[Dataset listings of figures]
— start —
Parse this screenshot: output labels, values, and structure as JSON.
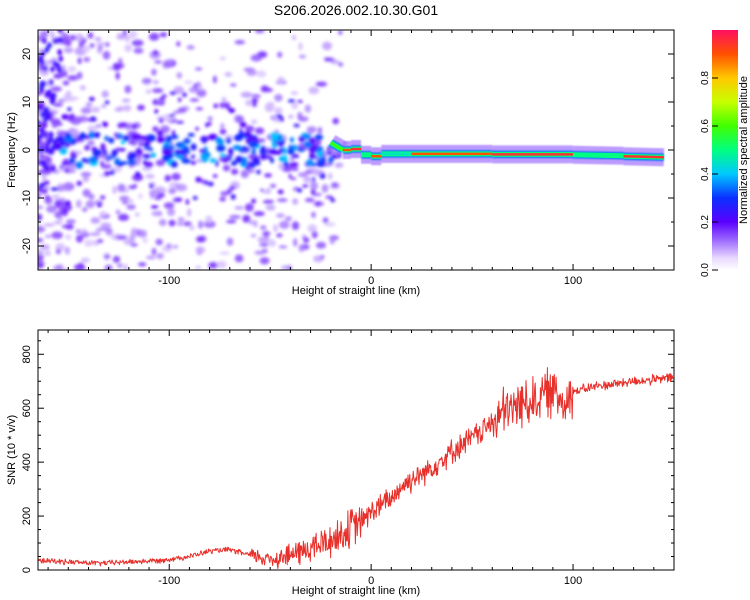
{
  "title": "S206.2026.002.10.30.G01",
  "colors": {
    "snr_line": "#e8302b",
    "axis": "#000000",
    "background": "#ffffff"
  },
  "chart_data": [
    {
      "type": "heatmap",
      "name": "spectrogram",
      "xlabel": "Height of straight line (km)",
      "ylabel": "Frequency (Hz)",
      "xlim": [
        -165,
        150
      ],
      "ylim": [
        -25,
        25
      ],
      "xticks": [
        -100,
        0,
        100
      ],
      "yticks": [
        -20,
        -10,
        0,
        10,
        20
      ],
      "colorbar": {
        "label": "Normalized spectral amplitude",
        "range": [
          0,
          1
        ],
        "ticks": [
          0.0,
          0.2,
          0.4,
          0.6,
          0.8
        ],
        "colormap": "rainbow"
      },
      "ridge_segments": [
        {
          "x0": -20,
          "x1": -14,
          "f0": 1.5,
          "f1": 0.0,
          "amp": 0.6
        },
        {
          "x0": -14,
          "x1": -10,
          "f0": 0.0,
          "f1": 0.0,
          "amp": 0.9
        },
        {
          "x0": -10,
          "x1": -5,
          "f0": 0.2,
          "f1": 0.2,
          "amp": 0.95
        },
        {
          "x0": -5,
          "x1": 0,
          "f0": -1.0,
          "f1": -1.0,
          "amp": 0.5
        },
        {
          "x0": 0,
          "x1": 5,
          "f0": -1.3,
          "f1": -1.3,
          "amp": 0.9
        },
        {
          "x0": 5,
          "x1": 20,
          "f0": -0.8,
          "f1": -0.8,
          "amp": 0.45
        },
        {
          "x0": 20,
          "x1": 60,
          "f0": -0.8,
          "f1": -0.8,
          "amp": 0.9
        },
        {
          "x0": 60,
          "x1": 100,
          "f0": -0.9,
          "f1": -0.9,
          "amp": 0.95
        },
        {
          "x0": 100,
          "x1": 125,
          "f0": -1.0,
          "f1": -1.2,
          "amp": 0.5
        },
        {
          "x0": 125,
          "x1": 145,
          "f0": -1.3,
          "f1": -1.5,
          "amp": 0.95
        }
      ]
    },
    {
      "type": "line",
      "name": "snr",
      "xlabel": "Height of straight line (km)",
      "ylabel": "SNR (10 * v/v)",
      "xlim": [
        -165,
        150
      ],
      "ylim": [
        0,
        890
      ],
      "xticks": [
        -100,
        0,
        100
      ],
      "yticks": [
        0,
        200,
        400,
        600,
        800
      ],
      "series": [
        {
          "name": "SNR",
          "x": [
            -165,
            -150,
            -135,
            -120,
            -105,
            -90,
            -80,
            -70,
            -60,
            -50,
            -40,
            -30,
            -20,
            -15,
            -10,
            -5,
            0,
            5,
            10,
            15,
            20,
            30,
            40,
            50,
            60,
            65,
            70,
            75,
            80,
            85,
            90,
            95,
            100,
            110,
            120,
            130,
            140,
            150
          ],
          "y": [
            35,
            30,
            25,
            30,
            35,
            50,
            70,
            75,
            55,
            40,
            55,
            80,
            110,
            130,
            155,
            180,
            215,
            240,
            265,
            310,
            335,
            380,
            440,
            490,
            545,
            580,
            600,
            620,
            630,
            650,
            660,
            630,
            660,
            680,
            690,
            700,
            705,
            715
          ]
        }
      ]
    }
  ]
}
— end —
▶ _WHAT TO PRODUCE_
Retype the data above exactly; pictures are not part of the copy.

▶ _SOLUTION TO THIS EXERCISE_
Parse this screenshot: output labels, values, and structure as JSON.
{
  "title": "S206.2026.002.10.30.G01",
  "colors": {
    "snr_line": "#e8302b",
    "axis": "#000000",
    "background": "#ffffff"
  },
  "chart_data": [
    {
      "type": "heatmap",
      "name": "spectrogram",
      "xlabel": "Height of straight line (km)",
      "ylabel": "Frequency (Hz)",
      "xlim": [
        -165,
        150
      ],
      "ylim": [
        -25,
        25
      ],
      "xticks": [
        -100,
        0,
        100
      ],
      "yticks": [
        -20,
        -10,
        0,
        10,
        20
      ],
      "colorbar": {
        "label": "Normalized spectral amplitude",
        "range": [
          0,
          1
        ],
        "ticks": [
          0.0,
          0.2,
          0.4,
          0.6,
          0.8
        ],
        "colormap": "rainbow"
      },
      "ridge_segments": [
        {
          "x0": -20,
          "x1": -14,
          "f0": 1.5,
          "f1": 0.0,
          "amp": 0.6
        },
        {
          "x0": -14,
          "x1": -10,
          "f0": 0.0,
          "f1": 0.0,
          "amp": 0.9
        },
        {
          "x0": -10,
          "x1": -5,
          "f0": 0.2,
          "f1": 0.2,
          "amp": 0.95
        },
        {
          "x0": -5,
          "x1": 0,
          "f0": -1.0,
          "f1": -1.0,
          "amp": 0.5
        },
        {
          "x0": 0,
          "x1": 5,
          "f0": -1.3,
          "f1": -1.3,
          "amp": 0.9
        },
        {
          "x0": 5,
          "x1": 20,
          "f0": -0.8,
          "f1": -0.8,
          "amp": 0.45
        },
        {
          "x0": 20,
          "x1": 60,
          "f0": -0.8,
          "f1": -0.8,
          "amp": 0.9
        },
        {
          "x0": 60,
          "x1": 100,
          "f0": -0.9,
          "f1": -0.9,
          "amp": 0.95
        },
        {
          "x0": 100,
          "x1": 125,
          "f0": -1.0,
          "f1": -1.2,
          "amp": 0.5
        },
        {
          "x0": 125,
          "x1": 145,
          "f0": -1.3,
          "f1": -1.5,
          "amp": 0.95
        }
      ]
    },
    {
      "type": "line",
      "name": "snr",
      "xlabel": "Height of straight line (km)",
      "ylabel": "SNR (10 * v/v)",
      "xlim": [
        -165,
        150
      ],
      "ylim": [
        0,
        890
      ],
      "xticks": [
        -100,
        0,
        100
      ],
      "yticks": [
        0,
        200,
        400,
        600,
        800
      ],
      "series": [
        {
          "name": "SNR",
          "x": [
            -165,
            -150,
            -135,
            -120,
            -105,
            -90,
            -80,
            -70,
            -60,
            -50,
            -40,
            -30,
            -20,
            -15,
            -10,
            -5,
            0,
            5,
            10,
            15,
            20,
            30,
            40,
            50,
            60,
            65,
            70,
            75,
            80,
            85,
            90,
            95,
            100,
            110,
            120,
            130,
            140,
            150
          ],
          "y": [
            35,
            30,
            25,
            30,
            35,
            50,
            70,
            75,
            55,
            40,
            55,
            80,
            110,
            130,
            155,
            180,
            215,
            240,
            265,
            310,
            335,
            380,
            440,
            490,
            545,
            580,
            600,
            620,
            630,
            650,
            660,
            630,
            660,
            680,
            690,
            700,
            705,
            715
          ]
        }
      ]
    }
  ]
}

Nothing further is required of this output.